Can you edit the lines from the very first one through the line with "- top-cabinet-divider: [340, 207, 491, 432]", swapping "middle-tick" for "center-tick" and leaving everything else unchanged? Return only those lines.

Stored records
[Begin]

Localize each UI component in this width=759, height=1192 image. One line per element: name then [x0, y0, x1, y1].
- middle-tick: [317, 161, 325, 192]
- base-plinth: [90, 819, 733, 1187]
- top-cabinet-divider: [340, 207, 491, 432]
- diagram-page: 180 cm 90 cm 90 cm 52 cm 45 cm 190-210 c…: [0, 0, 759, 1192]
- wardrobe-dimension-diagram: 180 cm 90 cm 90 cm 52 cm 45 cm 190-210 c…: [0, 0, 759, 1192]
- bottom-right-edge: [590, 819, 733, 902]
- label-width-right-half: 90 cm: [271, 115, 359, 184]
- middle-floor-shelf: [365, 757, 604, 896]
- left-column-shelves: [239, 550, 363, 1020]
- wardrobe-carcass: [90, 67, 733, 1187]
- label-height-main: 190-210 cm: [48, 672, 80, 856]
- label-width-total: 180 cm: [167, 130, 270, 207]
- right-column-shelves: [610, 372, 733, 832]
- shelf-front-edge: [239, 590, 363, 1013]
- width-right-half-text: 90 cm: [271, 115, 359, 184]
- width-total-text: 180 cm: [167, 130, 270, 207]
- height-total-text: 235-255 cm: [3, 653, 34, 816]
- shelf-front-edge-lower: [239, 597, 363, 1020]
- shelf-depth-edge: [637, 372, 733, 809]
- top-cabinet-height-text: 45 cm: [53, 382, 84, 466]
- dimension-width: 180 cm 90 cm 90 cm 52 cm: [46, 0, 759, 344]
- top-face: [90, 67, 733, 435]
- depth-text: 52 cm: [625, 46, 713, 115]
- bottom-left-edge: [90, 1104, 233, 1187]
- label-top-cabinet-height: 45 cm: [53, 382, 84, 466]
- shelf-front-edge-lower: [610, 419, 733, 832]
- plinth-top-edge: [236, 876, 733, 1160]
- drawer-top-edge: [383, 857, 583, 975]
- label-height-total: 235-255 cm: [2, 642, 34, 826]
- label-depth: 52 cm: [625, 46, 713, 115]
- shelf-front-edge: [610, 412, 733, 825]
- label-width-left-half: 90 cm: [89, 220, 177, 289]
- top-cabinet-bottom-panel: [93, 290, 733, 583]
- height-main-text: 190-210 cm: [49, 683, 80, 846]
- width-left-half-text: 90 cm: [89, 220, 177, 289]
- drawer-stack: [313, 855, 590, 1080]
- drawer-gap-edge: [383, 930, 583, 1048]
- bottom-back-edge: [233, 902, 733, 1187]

[End]

• [THE RESPONSE]
Localize each UI component in this width=759, height=1192 image. One line per element: name then [x0, y0, x1, y1].
- center-tick: [317, 161, 325, 192]
- base-plinth: [90, 819, 733, 1187]
- top-cabinet-divider: [340, 207, 491, 432]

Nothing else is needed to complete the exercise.